--- BEGIN Task input ---
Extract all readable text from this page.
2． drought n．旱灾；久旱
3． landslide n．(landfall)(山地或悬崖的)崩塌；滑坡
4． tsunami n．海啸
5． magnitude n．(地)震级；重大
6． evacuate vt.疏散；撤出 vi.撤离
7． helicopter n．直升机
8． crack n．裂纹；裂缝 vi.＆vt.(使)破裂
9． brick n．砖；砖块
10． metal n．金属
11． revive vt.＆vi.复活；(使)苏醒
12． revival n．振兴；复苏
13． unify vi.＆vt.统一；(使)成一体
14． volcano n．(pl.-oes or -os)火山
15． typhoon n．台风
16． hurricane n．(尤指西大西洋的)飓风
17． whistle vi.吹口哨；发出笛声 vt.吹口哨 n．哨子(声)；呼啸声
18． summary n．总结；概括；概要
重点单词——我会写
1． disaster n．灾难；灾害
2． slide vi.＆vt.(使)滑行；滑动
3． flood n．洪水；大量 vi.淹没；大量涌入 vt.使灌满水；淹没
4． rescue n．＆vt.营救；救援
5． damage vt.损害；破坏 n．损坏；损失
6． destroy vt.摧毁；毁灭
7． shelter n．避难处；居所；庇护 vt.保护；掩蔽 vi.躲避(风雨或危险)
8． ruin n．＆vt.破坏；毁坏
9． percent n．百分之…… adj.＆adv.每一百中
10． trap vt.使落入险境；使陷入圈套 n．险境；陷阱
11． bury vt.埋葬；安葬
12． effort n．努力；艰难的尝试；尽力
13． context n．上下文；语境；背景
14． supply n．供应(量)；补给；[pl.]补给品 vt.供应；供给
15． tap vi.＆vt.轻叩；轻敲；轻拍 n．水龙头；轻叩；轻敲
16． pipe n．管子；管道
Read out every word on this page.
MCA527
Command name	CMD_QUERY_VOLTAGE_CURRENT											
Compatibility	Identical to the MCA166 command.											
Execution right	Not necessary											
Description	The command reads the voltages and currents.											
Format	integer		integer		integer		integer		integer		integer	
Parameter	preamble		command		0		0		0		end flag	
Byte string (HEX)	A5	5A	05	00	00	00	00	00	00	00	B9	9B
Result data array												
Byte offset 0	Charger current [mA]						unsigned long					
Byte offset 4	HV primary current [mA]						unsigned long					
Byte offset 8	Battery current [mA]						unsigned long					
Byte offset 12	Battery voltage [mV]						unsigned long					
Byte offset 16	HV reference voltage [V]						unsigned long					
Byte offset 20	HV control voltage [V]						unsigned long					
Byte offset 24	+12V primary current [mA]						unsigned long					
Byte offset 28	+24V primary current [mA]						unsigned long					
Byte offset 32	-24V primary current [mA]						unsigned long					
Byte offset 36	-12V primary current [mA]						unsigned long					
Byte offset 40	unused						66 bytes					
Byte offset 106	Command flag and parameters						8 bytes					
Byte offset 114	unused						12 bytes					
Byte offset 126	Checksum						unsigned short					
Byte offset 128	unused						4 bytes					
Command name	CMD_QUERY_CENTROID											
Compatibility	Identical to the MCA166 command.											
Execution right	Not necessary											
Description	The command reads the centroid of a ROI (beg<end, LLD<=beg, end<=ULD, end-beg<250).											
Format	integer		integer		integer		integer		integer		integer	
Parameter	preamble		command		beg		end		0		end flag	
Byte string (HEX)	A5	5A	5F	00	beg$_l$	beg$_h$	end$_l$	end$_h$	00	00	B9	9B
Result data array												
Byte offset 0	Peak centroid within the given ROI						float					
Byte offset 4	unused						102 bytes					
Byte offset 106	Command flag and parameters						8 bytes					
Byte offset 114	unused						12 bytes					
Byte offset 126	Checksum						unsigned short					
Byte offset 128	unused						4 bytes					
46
--- END Task input ---
## Your goal
Copy, from the material, each line that holds the string "preamble".

## The solution
Parameter	preamble		command		0		0		0		end flag	
Parameter	preamble		command		beg		end		0		end flag	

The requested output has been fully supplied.